## To do
Search the entries for the word "significant" and pull out each line that has it.
▶
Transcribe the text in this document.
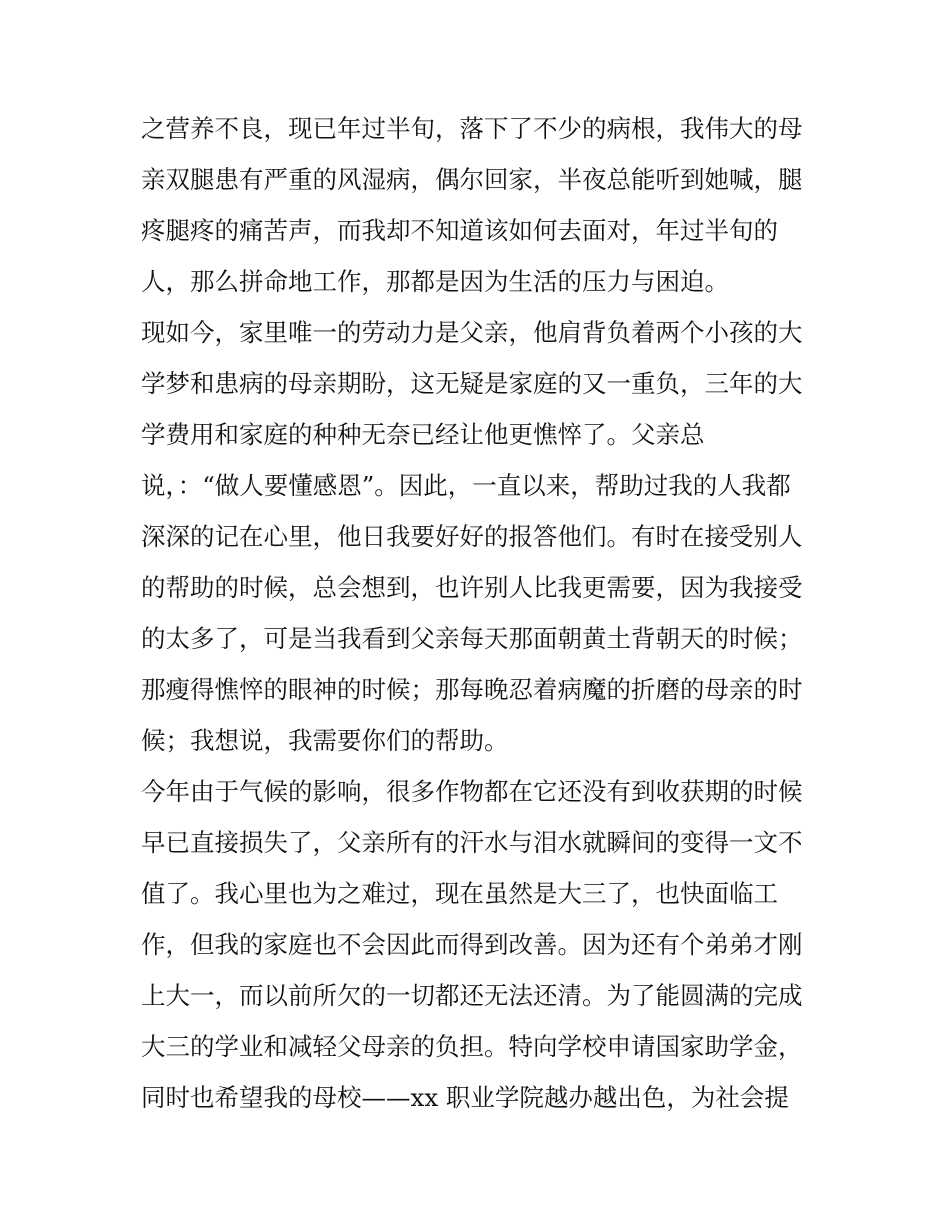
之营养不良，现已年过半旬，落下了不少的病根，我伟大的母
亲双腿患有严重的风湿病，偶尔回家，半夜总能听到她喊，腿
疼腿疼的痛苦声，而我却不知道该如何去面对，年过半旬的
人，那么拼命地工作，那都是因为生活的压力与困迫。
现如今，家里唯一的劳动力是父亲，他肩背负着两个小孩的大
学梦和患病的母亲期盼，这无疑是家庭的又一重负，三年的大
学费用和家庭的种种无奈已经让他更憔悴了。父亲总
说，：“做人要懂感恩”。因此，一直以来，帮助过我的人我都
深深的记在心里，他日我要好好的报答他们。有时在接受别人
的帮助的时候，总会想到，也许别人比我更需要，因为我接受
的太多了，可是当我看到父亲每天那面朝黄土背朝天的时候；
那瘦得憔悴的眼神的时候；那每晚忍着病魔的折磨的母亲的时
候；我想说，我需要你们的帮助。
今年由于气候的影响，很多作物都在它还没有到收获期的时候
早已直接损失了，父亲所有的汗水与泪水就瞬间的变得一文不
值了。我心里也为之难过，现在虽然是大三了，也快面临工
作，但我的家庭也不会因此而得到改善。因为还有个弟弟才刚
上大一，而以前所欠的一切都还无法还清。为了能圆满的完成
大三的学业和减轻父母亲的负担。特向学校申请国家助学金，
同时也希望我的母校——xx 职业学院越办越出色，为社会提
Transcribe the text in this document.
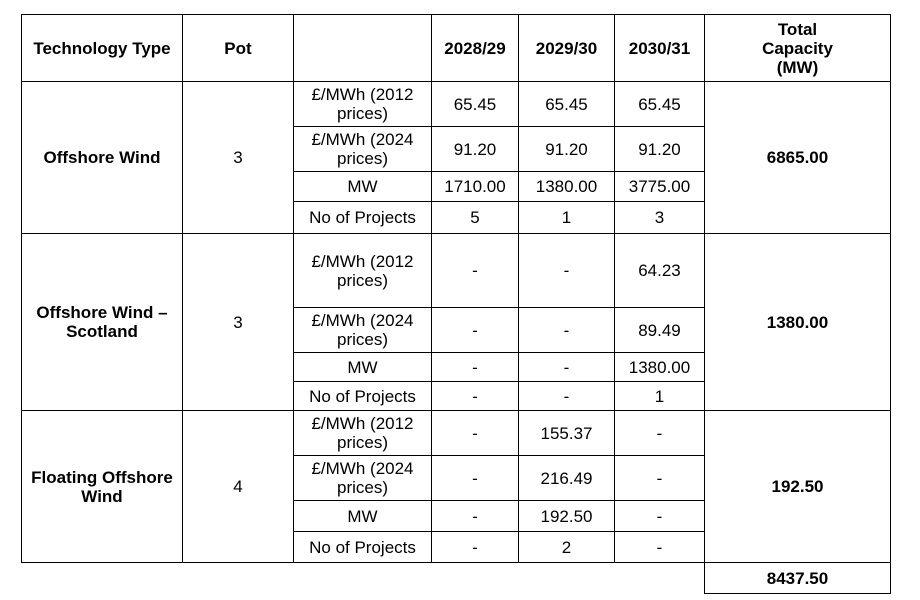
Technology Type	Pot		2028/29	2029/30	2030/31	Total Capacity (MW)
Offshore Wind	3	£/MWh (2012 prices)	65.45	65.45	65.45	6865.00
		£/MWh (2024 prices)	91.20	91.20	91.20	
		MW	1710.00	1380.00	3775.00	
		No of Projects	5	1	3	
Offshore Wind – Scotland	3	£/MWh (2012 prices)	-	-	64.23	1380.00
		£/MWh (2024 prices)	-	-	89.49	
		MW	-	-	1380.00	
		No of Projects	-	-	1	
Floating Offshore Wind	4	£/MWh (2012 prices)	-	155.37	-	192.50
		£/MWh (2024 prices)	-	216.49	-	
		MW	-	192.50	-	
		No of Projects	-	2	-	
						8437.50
◀
▶
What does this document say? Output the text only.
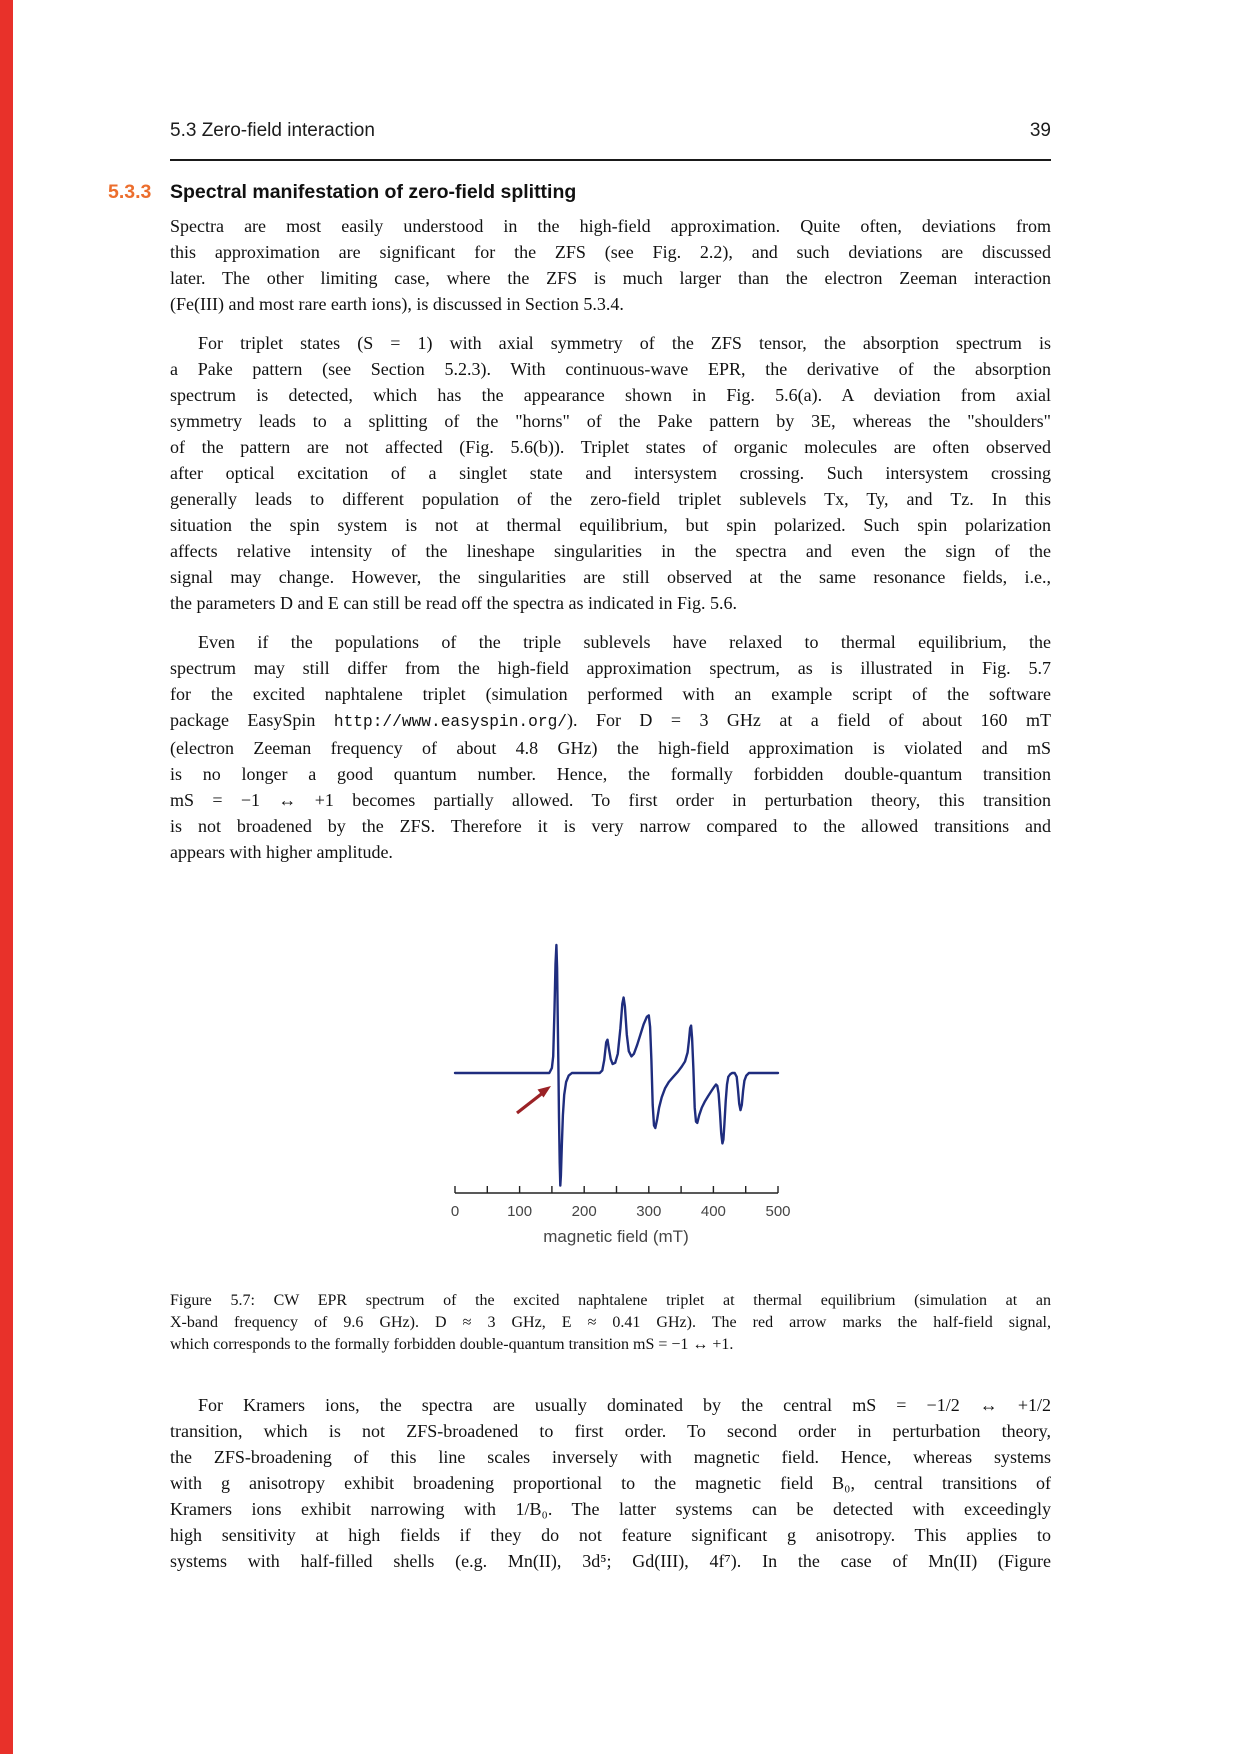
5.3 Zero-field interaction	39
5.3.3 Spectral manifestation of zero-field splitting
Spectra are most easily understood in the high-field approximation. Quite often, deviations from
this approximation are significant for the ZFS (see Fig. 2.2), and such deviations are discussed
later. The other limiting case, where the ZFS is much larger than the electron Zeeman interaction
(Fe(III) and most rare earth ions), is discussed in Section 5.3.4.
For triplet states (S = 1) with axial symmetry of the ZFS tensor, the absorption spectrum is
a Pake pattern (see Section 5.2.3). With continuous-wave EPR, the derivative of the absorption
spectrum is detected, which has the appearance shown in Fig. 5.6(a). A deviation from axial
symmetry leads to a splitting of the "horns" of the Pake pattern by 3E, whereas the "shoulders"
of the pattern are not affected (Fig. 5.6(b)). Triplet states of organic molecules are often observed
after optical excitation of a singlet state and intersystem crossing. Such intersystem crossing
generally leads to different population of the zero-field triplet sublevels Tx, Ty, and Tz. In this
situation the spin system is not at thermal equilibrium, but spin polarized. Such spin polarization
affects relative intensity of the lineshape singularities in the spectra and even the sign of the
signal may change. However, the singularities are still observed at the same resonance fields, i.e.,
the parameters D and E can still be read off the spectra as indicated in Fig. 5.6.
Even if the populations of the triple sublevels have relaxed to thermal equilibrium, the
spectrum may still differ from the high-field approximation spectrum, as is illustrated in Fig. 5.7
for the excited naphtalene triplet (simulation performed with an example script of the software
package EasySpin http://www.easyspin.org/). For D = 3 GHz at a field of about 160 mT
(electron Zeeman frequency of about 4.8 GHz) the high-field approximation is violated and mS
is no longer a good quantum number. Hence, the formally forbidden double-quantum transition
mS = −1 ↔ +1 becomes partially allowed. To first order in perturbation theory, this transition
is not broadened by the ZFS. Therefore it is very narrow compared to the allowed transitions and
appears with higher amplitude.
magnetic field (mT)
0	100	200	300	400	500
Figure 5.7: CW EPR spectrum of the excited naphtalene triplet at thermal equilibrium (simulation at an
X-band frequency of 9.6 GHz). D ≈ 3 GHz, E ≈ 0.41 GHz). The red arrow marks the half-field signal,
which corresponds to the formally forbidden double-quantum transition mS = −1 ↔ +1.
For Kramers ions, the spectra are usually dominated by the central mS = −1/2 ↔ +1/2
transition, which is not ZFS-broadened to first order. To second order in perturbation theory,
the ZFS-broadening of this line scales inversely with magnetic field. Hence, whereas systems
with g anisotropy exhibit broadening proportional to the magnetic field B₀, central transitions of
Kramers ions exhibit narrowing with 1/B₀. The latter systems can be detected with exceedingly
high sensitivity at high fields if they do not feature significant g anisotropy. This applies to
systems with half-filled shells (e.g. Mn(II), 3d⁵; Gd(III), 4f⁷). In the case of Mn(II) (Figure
◀
## Task result
this approximation are significant for the ZFS (see Fig. 2.2), and such deviations are discussed
high sensitivity at high fields if they do not feature significant g anisotropy. This applies to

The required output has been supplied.